TASK DATA:
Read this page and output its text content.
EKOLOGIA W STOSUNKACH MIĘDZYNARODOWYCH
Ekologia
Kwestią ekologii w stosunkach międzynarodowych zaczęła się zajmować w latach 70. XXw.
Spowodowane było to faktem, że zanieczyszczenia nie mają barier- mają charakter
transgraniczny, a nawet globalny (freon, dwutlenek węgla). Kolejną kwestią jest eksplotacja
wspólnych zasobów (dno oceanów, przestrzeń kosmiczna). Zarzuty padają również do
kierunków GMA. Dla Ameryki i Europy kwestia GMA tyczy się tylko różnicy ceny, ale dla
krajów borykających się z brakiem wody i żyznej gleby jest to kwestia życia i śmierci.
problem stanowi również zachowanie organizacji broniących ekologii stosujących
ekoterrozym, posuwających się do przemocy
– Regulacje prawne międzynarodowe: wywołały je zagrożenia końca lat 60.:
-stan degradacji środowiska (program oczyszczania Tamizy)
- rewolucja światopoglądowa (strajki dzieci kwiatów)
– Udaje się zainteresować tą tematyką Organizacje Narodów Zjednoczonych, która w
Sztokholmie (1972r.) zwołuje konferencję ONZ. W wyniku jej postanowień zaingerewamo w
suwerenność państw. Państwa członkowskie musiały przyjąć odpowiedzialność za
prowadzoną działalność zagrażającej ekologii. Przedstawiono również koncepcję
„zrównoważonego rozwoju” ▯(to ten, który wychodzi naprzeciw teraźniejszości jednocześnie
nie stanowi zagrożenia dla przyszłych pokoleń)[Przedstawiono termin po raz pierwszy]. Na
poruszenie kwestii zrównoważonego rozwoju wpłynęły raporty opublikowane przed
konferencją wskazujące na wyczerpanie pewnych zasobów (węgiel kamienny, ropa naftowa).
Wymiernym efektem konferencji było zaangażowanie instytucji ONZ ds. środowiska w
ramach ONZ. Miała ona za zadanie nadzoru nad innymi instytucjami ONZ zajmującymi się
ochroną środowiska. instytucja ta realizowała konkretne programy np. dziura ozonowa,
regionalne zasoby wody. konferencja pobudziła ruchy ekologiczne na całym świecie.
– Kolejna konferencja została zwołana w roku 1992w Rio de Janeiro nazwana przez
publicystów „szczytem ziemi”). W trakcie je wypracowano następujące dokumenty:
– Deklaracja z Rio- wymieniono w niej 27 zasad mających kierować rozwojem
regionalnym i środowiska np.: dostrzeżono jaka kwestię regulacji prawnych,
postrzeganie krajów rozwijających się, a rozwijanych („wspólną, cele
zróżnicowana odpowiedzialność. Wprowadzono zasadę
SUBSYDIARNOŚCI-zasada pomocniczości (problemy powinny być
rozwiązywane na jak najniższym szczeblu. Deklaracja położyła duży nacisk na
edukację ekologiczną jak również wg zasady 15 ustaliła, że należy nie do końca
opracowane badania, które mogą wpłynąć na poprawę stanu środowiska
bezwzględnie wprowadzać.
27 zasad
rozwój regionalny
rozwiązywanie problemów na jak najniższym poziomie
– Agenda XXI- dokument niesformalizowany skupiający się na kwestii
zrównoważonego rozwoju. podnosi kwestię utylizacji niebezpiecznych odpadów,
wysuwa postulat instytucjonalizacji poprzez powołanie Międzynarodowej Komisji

THE TASK:
Repeat the entries exactly, all of them.

CORRECT OUTPUT:
Read this page and output its text content.
EKOLOGIA W STOSUNKACH MIĘDZYNARODOWYCH
Ekologia
Kwestią ekologii w stosunkach międzynarodowych zaczęła się zajmować w latach 70. XXw.
Spowodowane było to faktem, że zanieczyszczenia nie mają barier- mają charakter
transgraniczny, a nawet globalny (freon, dwutlenek węgla). Kolejną kwestią jest eksplotacja
wspólnych zasobów (dno oceanów, przestrzeń kosmiczna). Zarzuty padają również do
kierunków GMA. Dla Ameryki i Europy kwestia GMA tyczy się tylko różnicy ceny, ale dla
krajów borykających się z brakiem wody i żyznej gleby jest to kwestia życia i śmierci.
problem stanowi również zachowanie organizacji broniących ekologii stosujących
ekoterrozym, posuwających się do przemocy
– Regulacje prawne międzynarodowe: wywołały je zagrożenia końca lat 60.:
-stan degradacji środowiska (program oczyszczania Tamizy)
- rewolucja światopoglądowa (strajki dzieci kwiatów)
– Udaje się zainteresować tą tematyką Organizacje Narodów Zjednoczonych, która w
Sztokholmie (1972r.) zwołuje konferencję ONZ. W wyniku jej postanowień zaingerewamo w
suwerenność państw. Państwa członkowskie musiały przyjąć odpowiedzialność za
prowadzoną działalność zagrażającej ekologii. Przedstawiono również koncepcję
„zrównoważonego rozwoju” ▯(to ten, który wychodzi naprzeciw teraźniejszości jednocześnie
nie stanowi zagrożenia dla przyszłych pokoleń)[Przedstawiono termin po raz pierwszy]. Na
poruszenie kwestii zrównoważonego rozwoju wpłynęły raporty opublikowane przed
konferencją wskazujące na wyczerpanie pewnych zasobów (węgiel kamienny, ropa naftowa).
Wymiernym efektem konferencji było zaangażowanie instytucji ONZ ds. środowiska w
ramach ONZ. Miała ona za zadanie nadzoru nad innymi instytucjami ONZ zajmującymi się
ochroną środowiska. instytucja ta realizowała konkretne programy np. dziura ozonowa,
regionalne zasoby wody. konferencja pobudziła ruchy ekologiczne na całym świecie.
– Kolejna konferencja została zwołana w roku 1992w Rio de Janeiro nazwana przez
publicystów „szczytem ziemi”). W trakcie je wypracowano następujące dokumenty:
– Deklaracja z Rio- wymieniono w niej 27 zasad mających kierować rozwojem
regionalnym i środowiska np.: dostrzeżono jaka kwestię regulacji prawnych,
postrzeganie krajów rozwijających się, a rozwijanych („wspólną, cele
zróżnicowana odpowiedzialność. Wprowadzono zasadę
SUBSYDIARNOŚCI-zasada pomocniczości (problemy powinny być
rozwiązywane na jak najniższym szczeblu. Deklaracja położyła duży nacisk na
edukację ekologiczną jak również wg zasady 15 ustaliła, że należy nie do końca
opracowane badania, które mogą wpłynąć na poprawę stanu środowiska
bezwzględnie wprowadzać.
27 zasad
rozwój regionalny
rozwiązywanie problemów na jak najniższym poziomie
– Agenda XXI- dokument niesformalizowany skupiający się na kwestii
zrównoważonego rozwoju. podnosi kwestię utylizacji niebezpiecznych odpadów,
wysuwa postulat instytucjonalizacji poprzez powołanie Międzynarodowej Komisji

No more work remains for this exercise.